● TEXTO DA PÁGINA:
====================
Até o início dos anos 30, existiu uma norma silenciosa, porém eficiente, impedindo o acesso dos sambistas às ruas, em outro dia além do domingo de carnaval. Os próprios ensaios acontecem dentro das casas dos dirigentes, sedes improvisadas que eram. Quando finalmente puderam se realizar na rua, ao final dos anos 30, a polícia já se fazia presente e muitas vezes estabelecia a confusão e o pânico, quebrando instrumentos e prendendo os que não conseguiam correr.

A ação policialesca visando o cidadão negro podia no entanto manifestar-se sob qualquer pretexto, ou mesmo sob pretexto algum, como, por exemplo, a simples presença física de jovens negros nas ruas do centro da cidade após a meia-noite.
====================
(Registros de dados)
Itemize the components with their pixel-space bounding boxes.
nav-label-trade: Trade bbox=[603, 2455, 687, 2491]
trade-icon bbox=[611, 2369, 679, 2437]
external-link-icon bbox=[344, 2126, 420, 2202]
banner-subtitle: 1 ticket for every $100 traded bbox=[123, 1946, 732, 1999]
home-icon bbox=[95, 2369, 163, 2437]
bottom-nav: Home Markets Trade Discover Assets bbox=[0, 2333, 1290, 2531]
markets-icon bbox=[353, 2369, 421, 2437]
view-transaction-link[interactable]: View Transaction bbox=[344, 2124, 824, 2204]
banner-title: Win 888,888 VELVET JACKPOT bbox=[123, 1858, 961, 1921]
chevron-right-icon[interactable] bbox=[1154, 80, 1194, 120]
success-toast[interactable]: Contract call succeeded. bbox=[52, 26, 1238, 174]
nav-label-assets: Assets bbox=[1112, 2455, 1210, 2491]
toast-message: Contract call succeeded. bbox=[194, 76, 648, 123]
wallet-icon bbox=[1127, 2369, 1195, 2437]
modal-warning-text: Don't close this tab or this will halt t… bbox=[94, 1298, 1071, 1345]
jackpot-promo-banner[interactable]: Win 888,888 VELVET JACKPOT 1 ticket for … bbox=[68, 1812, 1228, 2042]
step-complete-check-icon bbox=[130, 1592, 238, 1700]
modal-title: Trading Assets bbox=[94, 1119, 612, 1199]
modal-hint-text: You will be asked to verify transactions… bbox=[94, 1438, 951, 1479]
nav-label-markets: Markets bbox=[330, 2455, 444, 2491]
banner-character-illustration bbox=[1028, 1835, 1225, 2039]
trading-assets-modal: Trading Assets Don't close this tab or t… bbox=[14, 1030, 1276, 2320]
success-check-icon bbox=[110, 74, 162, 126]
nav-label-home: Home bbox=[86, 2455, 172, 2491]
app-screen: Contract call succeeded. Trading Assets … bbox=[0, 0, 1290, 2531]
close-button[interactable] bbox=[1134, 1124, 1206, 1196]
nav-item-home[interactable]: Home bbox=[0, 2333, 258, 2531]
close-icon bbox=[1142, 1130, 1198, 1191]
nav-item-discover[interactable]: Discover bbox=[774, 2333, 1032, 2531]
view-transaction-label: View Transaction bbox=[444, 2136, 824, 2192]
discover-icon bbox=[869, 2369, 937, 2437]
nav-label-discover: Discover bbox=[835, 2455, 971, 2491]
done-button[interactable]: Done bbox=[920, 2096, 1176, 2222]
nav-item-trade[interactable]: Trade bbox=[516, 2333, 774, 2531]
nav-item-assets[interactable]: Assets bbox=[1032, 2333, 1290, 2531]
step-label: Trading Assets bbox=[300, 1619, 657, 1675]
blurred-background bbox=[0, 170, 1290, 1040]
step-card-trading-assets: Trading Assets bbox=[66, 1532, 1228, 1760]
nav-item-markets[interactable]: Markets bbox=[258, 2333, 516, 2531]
====================
● O QUE FAZER:
[1] Diga se cada afirmação concorda com o texto sobre os sambistas e a polícia, respondendo sim ou não e citando as palavras decisivas do texto: (a) Antes do início dos anos 30, os sambistas podiam ocupar as ruas em qualquer dia. (b) Os ensaios aconteciam nas casas dos dirigentes. (c) A polícia quebrava instrumentos dos sambistas.
[2] Imprima, por favor, o trecho do texto sobre os sambistas e a polícia que começa com "Até o início" e vai até "após a meia-noite.".

● RESPOSTAS DAS TAREFAS:
[1]
(a) Não: "existiu uma norma silenciosa, porém eficiente, impedindo o acesso dos sambistas às ruas, em outro dia além do domingo de carnaval"
(b) Sim: "Os próprios ensaios acontecem dentro das casas dos dirigentes"
(c) Sim: "quebrando instrumentos e prendendo os que não conseguiam correr"

[2]
Até o início dos anos 30, existiu uma norma silenciosa, porém eficiente, impedindo o acesso dos sambistas às ruas, em outro dia além do domingo de carnaval. Os próprios ensaios acontecem dentro das casas dos dirigentes, sedes improvisadas que eram. Quando finalmente puderam se realizar na rua, ao final dos anos 30, a polícia já se fazia presente e muitas vezes estabelecia a confusão e o pânico, quebrando instrumentos e prendendo os que não conseguiam correr.

A ação policialesca visando o cidadão negro podia no entanto manifestar-se sob qualquer pretexto, ou mesmo sob pretexto algum, como, por exemplo, a simples presença física de jovens negros nas ruas do centro da cidade após a meia-noite.